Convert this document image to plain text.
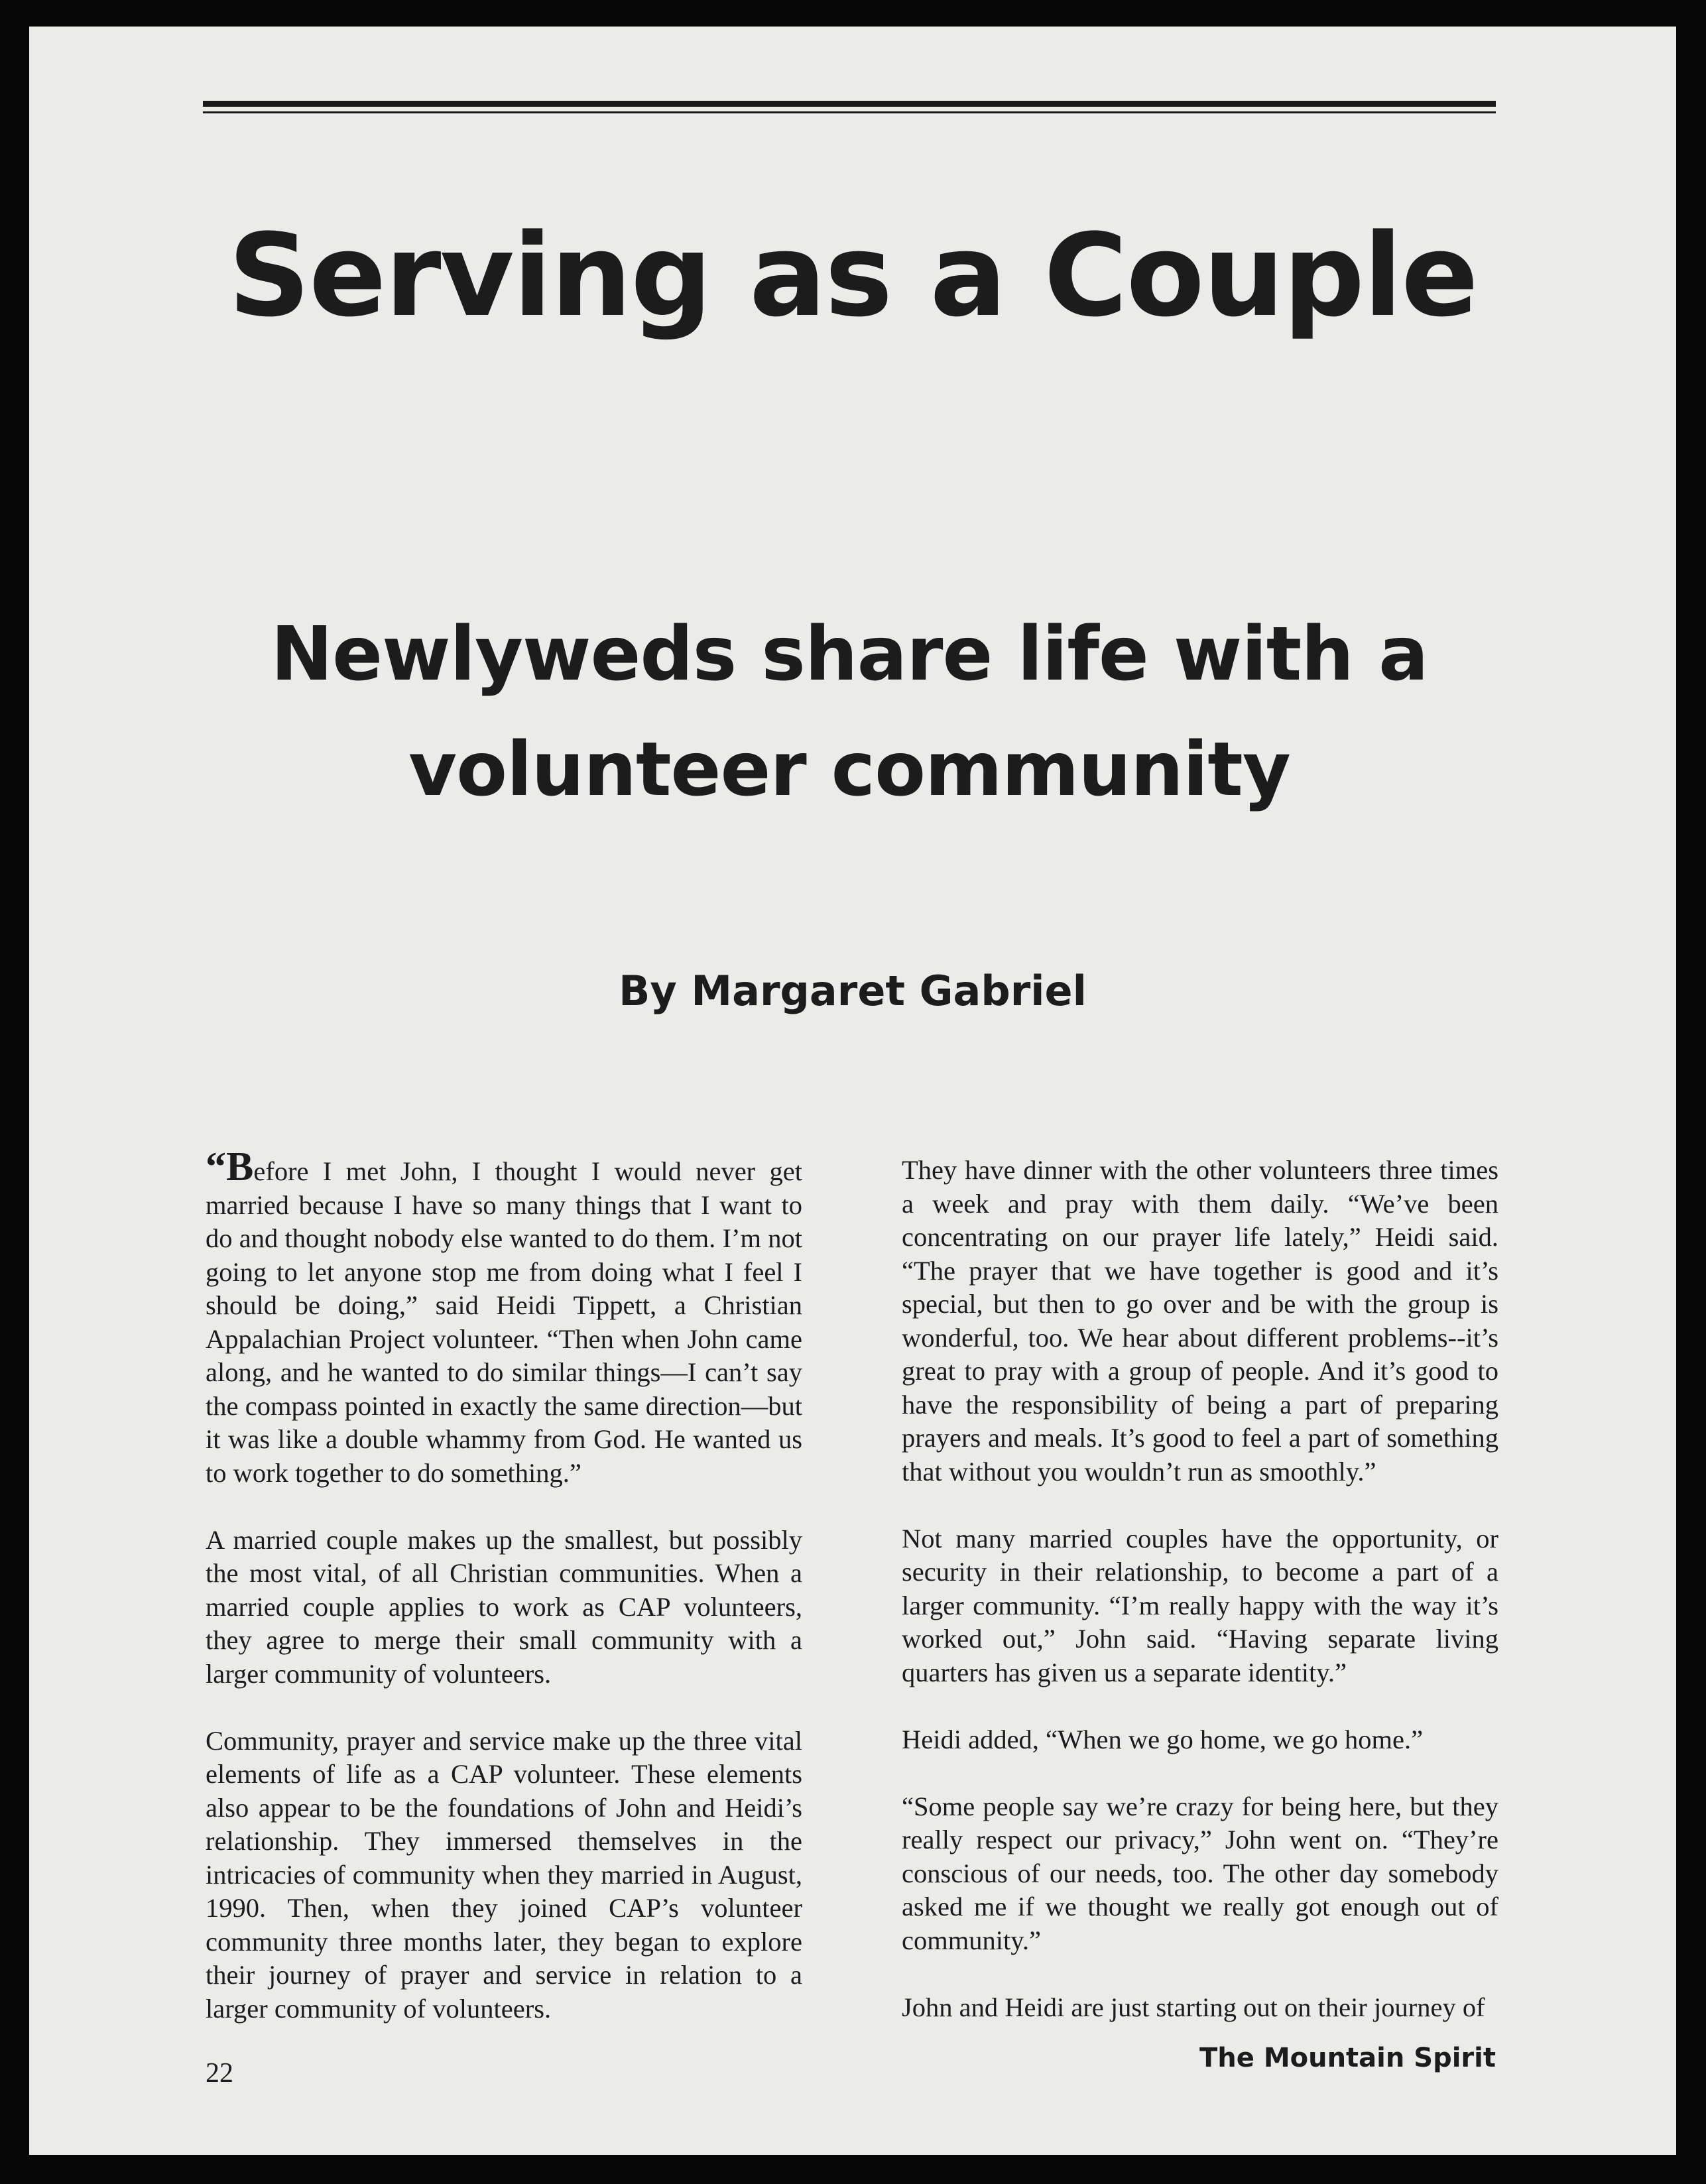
Serving as a Couple
Newlyweds share life with a volunteer community
By Margaret Gabriel

“Before I met John, I thought I would never get married because I have so many things that I want to do and thought nobody else wanted to do them. I’m not going to let anyone stop me from doing what I feel I should be doing,” said Heidi Tippett, a Christian Appalachian Project volunteer. “Then when John came along, and he wanted to do similar things—I can’t say the compass pointed in exactly the same direction—but it was like a double whammy from God. He wanted us to work together to do something.”

A married couple makes up the smallest, but possibly the most vital, of all Christian communities. When a married couple applies to work as CAP volunteers, they agree to merge their small community with a larger community of volunteers.

Community, prayer and service make up the three vital elements of life as a CAP volunteer. These elements also appear to be the foundations of John and Heidi’s relationship. They immersed themselves in the intricacies of community when they married in August, 1990. Then, when they joined CAP’s volunteer community three months later, they began to explore their journey of prayer and service in relation to a larger community of volunteers.

They have dinner with the other volunteers three times a week and pray with them daily. “We’ve been concentrating on our prayer life lately,” Heidi said. “The prayer that we have together is good and it’s special, but then to go over and be with the group is wonderful, too. We hear about different problems--it’s great to pray with a group of people. And it’s good to have the responsibility of being a part of preparing prayers and meals. It’s good to feel a part of something that without you wouldn’t run as smoothly.”

Not many married couples have the opportunity, or security in their relationship, to become a part of a larger community. “I’m really happy with the way it’s worked out,” John said. “Having separate living quarters has given us a separate identity.”

Heidi added, “When we go home, we go home.”

“Some people say we’re crazy for being here, but they really respect our privacy,” John went on. “They’re conscious of our needs, too. The other day somebody asked me if we thought we really got enough out of community.”

John and Heidi are just starting out on their journey of

22	The Mountain Spirit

■ Prompt: Where a line of the entries contains the word "really", copy that line.

■ Final result:
Not many married couples have the opportunity, or security in their relationship, to become a part of a larger community. “I’m really happy with the way it’s worked out,” John said. “Having separate living quarters has given us a separate identity.”
“Some people say we’re crazy for being here, but they really respect our privacy,” John went on. “They’re conscious of our needs, too. The other day somebody asked me if we thought we really got enough out of community.”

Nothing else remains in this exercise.